— Source records —

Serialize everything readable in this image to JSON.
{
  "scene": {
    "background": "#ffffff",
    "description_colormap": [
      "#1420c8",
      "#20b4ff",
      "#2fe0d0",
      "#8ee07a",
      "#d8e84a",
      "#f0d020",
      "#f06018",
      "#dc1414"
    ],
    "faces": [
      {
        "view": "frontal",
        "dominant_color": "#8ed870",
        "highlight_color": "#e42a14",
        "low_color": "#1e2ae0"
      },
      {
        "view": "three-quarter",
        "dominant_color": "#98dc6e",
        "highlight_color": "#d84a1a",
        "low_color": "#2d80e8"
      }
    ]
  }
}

— Exercise —
Copy every line of the material, please, keeping it exactly the same.

— Output —
Serialize everything readable in this image to JSON.
{
  "scene": {
    "background": "#ffffff",
    "description_colormap": [
      "#1420c8",
      "#20b4ff",
      "#2fe0d0",
      "#8ee07a",
      "#d8e84a",
      "#f0d020",
      "#f06018",
      "#dc1414"
    ],
    "faces": [
      {
        "view": "frontal",
        "dominant_color": "#8ed870",
        "highlight_color": "#e42a14",
        "low_color": "#1e2ae0"
      },
      {
        "view": "three-quarter",
        "dominant_color": "#98dc6e",
        "highlight_color": "#d84a1a",
        "low_color": "#2d80e8"
      }
    ]
  }
}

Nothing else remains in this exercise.